[What you have to do]: Copy out every line that contains the word "manzana".

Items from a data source
——————
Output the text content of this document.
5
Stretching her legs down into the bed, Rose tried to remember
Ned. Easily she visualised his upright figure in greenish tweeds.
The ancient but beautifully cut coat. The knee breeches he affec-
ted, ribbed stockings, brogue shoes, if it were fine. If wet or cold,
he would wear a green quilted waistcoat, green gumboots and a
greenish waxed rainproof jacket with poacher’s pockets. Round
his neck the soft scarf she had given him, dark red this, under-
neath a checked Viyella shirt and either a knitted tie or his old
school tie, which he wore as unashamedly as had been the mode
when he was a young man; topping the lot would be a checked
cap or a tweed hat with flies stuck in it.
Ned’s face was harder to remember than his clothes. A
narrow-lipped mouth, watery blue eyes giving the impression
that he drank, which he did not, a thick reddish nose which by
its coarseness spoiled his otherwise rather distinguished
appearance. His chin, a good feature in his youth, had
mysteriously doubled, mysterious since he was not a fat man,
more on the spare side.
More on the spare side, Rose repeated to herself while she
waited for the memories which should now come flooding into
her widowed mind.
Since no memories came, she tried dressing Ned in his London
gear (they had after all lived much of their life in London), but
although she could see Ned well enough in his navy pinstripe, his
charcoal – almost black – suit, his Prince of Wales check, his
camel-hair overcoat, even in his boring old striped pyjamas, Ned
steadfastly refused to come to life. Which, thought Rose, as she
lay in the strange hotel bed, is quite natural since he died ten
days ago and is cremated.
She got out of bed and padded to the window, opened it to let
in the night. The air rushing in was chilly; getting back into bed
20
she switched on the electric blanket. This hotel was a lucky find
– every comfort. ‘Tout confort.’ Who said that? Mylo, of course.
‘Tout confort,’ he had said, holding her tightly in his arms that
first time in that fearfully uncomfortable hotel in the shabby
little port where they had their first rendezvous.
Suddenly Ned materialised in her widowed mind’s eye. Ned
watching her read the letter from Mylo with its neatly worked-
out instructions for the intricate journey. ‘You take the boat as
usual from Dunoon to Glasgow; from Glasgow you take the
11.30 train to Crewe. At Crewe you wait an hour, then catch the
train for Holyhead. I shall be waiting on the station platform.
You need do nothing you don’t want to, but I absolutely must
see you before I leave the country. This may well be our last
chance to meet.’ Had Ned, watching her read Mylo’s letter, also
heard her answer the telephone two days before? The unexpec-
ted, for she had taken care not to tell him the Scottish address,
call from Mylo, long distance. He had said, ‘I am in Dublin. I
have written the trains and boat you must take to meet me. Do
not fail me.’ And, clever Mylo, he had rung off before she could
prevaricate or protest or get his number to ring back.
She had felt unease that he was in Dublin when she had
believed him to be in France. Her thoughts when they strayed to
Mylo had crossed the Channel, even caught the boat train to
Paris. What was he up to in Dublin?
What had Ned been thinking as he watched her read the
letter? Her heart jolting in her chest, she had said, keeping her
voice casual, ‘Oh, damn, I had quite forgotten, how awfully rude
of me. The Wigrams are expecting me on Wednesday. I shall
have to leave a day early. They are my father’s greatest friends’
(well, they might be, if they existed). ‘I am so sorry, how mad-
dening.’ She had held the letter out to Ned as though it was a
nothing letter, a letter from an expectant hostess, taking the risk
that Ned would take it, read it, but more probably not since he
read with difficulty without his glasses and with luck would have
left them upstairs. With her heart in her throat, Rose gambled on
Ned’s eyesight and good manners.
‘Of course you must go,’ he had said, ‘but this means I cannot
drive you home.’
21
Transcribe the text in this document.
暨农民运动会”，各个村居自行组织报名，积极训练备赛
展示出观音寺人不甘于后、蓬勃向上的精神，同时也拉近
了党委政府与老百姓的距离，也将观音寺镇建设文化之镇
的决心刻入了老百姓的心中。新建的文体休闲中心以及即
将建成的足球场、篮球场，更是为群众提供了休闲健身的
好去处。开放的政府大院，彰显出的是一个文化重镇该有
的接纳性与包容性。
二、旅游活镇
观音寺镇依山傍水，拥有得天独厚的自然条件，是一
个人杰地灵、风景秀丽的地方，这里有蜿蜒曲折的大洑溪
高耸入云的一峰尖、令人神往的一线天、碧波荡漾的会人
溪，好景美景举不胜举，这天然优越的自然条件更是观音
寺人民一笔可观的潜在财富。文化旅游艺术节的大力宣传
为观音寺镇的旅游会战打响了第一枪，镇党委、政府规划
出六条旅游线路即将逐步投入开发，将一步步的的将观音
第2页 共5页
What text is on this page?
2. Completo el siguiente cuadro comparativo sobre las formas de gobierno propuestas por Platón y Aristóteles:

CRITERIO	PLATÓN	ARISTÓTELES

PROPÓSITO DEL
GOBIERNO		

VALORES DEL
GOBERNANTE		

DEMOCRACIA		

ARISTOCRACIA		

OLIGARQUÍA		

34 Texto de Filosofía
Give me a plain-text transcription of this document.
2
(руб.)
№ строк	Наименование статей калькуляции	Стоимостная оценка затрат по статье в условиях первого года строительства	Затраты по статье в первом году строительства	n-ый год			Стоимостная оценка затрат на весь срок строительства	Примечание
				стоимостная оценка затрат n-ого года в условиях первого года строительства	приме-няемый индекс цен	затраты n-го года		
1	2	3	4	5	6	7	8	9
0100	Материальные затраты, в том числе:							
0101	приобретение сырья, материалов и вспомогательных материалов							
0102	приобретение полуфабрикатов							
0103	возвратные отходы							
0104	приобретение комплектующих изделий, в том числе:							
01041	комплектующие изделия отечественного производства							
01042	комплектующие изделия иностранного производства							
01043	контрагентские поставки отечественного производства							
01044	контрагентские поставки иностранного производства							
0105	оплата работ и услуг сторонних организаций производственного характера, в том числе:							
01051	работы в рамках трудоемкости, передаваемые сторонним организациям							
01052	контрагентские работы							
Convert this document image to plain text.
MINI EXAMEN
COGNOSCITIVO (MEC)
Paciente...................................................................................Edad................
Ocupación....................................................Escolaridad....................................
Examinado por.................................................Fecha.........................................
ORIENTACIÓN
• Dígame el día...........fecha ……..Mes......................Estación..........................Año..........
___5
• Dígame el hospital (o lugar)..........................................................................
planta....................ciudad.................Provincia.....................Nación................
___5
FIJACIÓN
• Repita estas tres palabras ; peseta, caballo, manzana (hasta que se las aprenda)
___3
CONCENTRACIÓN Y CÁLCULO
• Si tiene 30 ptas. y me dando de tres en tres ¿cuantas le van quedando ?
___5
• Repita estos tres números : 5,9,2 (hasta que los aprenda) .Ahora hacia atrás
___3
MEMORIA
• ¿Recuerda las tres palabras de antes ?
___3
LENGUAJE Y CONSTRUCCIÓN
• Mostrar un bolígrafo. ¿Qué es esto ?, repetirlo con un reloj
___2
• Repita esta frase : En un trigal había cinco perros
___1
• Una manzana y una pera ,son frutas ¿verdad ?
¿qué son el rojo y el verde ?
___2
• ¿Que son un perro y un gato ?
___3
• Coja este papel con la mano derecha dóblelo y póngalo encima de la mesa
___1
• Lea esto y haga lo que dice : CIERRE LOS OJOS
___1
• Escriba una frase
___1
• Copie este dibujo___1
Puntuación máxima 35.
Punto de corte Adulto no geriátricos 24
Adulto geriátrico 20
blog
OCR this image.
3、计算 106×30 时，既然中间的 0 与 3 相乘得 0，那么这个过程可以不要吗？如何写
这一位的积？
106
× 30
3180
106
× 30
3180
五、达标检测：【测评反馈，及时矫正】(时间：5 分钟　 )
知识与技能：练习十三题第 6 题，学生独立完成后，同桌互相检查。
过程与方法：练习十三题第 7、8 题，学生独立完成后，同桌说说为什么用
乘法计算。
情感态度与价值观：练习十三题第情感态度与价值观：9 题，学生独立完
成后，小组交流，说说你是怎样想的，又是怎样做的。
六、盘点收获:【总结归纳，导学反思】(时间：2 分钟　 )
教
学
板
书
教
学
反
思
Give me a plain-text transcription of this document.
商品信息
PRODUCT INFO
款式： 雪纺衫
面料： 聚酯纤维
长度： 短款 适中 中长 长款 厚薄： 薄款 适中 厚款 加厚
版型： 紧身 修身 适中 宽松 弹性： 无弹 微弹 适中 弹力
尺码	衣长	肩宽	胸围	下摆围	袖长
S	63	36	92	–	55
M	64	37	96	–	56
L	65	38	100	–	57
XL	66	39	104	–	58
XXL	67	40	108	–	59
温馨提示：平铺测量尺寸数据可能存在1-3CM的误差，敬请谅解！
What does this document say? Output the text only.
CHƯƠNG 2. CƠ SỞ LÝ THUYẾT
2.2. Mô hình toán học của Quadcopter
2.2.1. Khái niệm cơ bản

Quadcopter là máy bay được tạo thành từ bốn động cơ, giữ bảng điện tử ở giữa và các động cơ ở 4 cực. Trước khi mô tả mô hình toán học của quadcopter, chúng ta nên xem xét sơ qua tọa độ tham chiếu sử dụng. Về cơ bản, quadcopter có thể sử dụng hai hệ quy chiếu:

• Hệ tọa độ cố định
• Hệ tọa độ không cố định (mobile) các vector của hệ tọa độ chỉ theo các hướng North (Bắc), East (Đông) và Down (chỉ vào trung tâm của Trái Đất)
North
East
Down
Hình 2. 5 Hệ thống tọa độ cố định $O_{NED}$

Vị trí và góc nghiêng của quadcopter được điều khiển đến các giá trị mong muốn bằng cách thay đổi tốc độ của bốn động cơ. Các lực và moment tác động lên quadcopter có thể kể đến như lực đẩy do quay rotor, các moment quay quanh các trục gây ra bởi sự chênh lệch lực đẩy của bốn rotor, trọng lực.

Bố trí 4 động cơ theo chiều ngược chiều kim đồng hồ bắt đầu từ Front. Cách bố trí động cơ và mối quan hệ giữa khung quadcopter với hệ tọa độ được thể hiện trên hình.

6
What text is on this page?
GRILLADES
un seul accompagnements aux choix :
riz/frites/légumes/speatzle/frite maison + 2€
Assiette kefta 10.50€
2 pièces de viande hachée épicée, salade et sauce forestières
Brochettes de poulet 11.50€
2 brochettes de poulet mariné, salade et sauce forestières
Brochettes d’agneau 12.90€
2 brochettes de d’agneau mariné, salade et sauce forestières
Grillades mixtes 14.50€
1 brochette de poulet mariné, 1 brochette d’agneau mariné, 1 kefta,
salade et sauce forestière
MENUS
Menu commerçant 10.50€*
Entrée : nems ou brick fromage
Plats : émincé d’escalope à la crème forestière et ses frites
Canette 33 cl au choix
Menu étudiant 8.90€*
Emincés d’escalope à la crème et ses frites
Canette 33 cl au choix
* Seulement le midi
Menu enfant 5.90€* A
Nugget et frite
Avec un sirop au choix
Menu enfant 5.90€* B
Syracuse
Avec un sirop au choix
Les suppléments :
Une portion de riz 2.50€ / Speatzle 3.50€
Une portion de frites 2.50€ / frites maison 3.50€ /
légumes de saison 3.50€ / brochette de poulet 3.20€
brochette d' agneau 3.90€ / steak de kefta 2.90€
——————
[Response]:
• Repita estas tres palabras ; peseta, caballo, manzana (hasta que se las aprenda)
• Una manzana y una pera ,son frutas ¿verdad ?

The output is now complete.